• FRAGMENTO CITADO
● ● ● ● ●

Admitir que no todo individuo humano es persona equivale a decir que la persona tiene algo, posee propiedades que el individuo no posee. Por lo tanto: individuo + estas propiedades = persona; individuo – estas propiedades ≠ persona.

Nos encontramos frente un dilema. O esta propiedad es potencialmente presente en el individuo humano o no están presentes potencialmente. Si es verdadera la primera hipótesis, entonces el individuo tiene una naturaleza tal de estar “en nuce” portador de aquellas propiedades que a determinar condiciones aparecerán. Ser persona no comporta la posesión actual de aquellas propiedades, sino simplemente posee una naturaleza con las capacidades de ser sujeto de aquellas propiedades.

Si al contrario se afirma que aquellas propiedades no son potencialmente presentes en el individuo, se debe decir que ser persona exige la posesión actual de aquellas mismas propiedades. Lógicamente ahora se debe decir que si esta posesión actual cesa, no se es más persona. Pero creo que muy poco estarían dispuestos a aceptar una conclusión parecida: ¿No sería más persona en anestesia total? ¿No es más persona quien a causa de un daño irreversible del cerebro pierde el uso de las facultades superiores?

● ● ● ● ●

• CONSIGNAS DEL EJERCICIO
#1 ¿Cuáles son las dos hipótesis del dilema que plantea el fragmento citado?
#2 Según el fragmento citado, ¿por qué es difícil aceptar que esas propiedades no están potencialmente presentes en el individuo? Responde en una a tres oraciones.
#3 Continúa el fragmento citado a partir de su última oración.

• DATOS EN ESTUDIO
● ● ● ● ●

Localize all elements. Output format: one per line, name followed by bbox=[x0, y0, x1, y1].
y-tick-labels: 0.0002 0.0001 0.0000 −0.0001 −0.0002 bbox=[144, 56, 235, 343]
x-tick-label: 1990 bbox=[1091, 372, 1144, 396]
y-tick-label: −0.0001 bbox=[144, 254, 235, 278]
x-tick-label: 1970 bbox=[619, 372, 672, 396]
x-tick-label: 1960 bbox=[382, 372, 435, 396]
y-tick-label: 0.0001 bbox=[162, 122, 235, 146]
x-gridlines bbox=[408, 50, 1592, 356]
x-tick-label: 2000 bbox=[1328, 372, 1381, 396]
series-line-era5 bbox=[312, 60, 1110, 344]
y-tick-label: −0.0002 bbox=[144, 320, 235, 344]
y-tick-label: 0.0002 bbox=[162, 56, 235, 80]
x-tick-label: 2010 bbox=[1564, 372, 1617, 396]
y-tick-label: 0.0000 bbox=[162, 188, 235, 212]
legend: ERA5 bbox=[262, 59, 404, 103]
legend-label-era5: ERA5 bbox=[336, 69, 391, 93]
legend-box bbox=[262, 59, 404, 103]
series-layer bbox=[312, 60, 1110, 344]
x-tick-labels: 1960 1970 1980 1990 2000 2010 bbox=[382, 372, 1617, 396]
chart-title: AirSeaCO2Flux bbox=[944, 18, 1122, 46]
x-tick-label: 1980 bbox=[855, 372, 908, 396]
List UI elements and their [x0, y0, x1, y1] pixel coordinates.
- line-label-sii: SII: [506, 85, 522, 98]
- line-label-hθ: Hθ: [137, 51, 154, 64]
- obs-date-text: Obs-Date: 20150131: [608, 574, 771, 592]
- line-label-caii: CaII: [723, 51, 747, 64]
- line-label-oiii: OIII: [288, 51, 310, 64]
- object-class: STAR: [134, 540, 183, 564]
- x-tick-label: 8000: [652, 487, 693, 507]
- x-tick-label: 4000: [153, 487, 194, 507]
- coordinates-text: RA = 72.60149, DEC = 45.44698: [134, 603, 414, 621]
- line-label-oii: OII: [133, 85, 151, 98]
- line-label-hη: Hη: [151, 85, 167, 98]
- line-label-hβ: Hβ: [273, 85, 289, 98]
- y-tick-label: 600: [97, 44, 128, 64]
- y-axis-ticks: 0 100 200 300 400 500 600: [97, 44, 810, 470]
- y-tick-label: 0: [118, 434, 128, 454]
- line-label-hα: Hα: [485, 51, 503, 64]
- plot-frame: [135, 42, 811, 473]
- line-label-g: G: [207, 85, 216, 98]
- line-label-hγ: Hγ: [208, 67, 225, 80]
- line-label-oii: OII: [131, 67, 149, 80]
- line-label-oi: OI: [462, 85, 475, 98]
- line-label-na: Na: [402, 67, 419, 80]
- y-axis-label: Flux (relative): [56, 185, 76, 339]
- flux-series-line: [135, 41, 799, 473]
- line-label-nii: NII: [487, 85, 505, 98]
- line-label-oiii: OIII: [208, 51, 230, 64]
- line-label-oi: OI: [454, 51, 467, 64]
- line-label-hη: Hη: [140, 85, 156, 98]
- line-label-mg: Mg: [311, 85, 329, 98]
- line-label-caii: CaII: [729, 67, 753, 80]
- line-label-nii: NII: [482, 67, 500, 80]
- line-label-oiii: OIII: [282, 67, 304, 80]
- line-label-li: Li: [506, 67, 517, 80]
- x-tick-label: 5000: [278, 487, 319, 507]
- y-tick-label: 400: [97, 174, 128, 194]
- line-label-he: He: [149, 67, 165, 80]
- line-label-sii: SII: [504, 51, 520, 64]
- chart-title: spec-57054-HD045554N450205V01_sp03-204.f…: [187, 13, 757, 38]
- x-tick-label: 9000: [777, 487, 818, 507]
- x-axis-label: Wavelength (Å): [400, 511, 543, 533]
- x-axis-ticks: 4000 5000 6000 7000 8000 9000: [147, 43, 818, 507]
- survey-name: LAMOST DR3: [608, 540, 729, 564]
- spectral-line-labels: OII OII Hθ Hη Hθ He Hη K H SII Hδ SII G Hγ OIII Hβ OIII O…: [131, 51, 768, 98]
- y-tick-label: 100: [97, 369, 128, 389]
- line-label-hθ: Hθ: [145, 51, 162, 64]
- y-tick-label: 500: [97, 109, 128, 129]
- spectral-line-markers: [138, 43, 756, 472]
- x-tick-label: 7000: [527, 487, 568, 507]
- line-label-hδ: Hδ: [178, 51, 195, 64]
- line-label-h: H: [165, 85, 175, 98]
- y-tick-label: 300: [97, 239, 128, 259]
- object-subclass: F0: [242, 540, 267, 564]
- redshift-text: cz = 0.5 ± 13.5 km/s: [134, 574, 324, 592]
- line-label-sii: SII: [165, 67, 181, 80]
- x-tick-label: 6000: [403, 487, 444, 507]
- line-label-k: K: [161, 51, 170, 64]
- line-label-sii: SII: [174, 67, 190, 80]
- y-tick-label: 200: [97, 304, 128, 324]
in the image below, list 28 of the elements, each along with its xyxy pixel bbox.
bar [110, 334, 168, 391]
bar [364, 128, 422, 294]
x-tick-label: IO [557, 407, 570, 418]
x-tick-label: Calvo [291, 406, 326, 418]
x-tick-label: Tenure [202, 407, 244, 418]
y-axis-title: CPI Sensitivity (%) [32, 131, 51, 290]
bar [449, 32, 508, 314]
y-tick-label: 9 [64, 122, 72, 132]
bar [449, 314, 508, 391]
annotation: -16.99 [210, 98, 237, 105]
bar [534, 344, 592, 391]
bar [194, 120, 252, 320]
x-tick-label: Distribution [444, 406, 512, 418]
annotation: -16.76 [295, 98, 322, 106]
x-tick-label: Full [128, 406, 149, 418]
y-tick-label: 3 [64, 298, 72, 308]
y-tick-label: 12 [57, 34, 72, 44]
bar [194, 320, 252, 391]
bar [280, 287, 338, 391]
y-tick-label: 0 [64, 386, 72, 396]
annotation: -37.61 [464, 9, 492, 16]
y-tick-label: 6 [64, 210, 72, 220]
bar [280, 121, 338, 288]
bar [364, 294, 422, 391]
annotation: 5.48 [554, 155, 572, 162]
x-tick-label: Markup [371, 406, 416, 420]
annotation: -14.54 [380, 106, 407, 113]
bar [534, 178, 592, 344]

● ● ● ● ●

• RESPUESTAS POR CONSIGNA
#1 Que las propiedades de la persona estén presentes potencialmente en el individuo humano o que no lo estén.

#2 Porque entonces ser persona exigiría la posesión actual de esas propiedades, y si esa posesión cesara, ya no se sería persona. Eso llevaría a decir que quien está bajo anestesia total o sufre un daño cerebral irreversible deja de ser persona, conclusión que muy pocos aceptarían.

#3
Las operaciones intelectuales o psíquicas son algo que a un cierto grado de desarrollo del individuo humano brotan de su naturaleza racional, pero no representan algo determinante en el sentido que su ausencia [las operaciones] significa la ausencia de la naturaleza humana. Esta puede ser poseída y todavía no en grado de actuar, para los más desvariados motivos entre los cuales – es el caso del embrión – la carencia de una adecuada subdivisión funcional.

El paso de una potencialidad a la realización de la misma no muta la naturaleza de un ser, sino al contrario la realiza. Existen sólo personas reales que están siempre en grado de perfeccionarse a través el ejercicio de sus facultades.

Llegamos así al tema si el embrión sea persona, si todo embrión sea persona humana.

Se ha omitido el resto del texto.